What to do: Continue the abstract on day-of-surgery cancelation of elective operations, starting after its last sentence.

Source passage:
Elective surgery cancelation on day of surgery: An endless dilemma
A Fayed1, A Elkouny2, N Zoughaibi3, HA Wahabi4
1 Department of Biostatistics, High Institute of Public Health, Alexandria University, Alexandria, Egypt; College of Medicine, Princess Norah Bint Abdulrahman University, Riyadh, Kingdom of Saudi Arabia; College of Medicine, King Saud Bin Abdulaziz University for Health Sciences, Riyadh, Kingdom of Saudi Arabia
2 Department of Anaesthesia, King Abdulaziz Medical City, Riyadh, Kingdom of Saudi Arabia
3 Department of Anaesthesia, King Abdulaziz Medical City; Sheikh Bahamdan Research Chair of Evidence-based Healthcare and Knowledge Translation, College of Medicine, Riyadh, Kingdom of Saudi Arabia
4 Chair of Evidence Based Healthcare and Knowledge Translation, King Saud University, Riyadh, Kingdom of Saudi Arabia
College of Medicine, Princess Norah Bint Abdulrahman University, P.O. Box 84428, Riyadh 11671, Kingdom of Saudi Arabia
Source of Support: None, Conflict of Interest: None
Background: Cancelation of surgery is a constant agonizing dilemma for nearly all healthcare services that has been intensively investigated to find out its roots, consequences, and possible solutions. The rates of cancelation of surgery vary between centers and more so among surgical specialties with numerous reasons standing behind this phenomenon.

Recorded data:
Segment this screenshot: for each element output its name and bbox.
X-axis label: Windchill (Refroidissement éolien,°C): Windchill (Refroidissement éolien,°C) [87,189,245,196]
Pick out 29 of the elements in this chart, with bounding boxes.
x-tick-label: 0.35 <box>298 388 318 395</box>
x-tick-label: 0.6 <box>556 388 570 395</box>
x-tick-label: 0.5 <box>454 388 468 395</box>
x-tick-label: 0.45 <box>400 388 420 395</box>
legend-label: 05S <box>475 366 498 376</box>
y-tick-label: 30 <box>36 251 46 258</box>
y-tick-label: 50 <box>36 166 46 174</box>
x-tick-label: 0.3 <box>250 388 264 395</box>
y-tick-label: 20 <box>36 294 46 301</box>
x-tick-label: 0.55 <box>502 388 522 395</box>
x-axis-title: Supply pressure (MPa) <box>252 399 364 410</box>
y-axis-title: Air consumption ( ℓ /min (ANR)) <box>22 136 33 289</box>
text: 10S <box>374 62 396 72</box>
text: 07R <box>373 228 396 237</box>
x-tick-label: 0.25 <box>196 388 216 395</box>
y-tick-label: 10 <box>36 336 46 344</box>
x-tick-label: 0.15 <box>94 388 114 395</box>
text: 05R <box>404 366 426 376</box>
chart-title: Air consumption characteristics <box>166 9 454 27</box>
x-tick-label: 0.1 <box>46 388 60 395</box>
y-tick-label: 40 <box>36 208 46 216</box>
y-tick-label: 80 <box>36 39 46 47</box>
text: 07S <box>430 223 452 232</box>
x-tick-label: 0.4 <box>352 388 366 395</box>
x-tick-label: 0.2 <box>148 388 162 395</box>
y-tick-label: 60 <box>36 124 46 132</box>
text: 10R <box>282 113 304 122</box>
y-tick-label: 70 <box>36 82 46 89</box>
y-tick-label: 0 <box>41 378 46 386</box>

Response to the task:
Patients and Methods: In the current study, analysis of monthly cancelation rates from January 2009 to December 2012, and assessment of establishing new operating rooms (ORs) using statistical process control charts was conducted. A detailed review of a total of 1813 cases canceled on the day of surgery from January to December 2012, to examine the various reasons of cancelation among surgical specialties.
Results: The average cancelation rate was 11.1%, which dropped to 9.0% after launching of new theaters. Four reasons explained about 80% of cancelations; Patients "no show" was the leading cause of cancelation (27%). One-fourth of cancelations (24.3%) were due to the need for further optimization, and the third most prominent cause of cancelation was a lack of OR time (19.5%). Unavailability of staff/equipment/implants accounted for only 0.7% of cancelations. The "no show" was the most common cause of cancelation among all surgical specialties ranging from 21% for plastic surgery to 32% in ophthalmic surgeries.
Conclusion: It was confirmed that there is a unique profile of cancelation of surgery problem for every institute, an extension of infrastructure may not be the only solution. Control charts helped to enhance the general picture and are functional in monitoring and evaluating changes in the cancelation of surgery.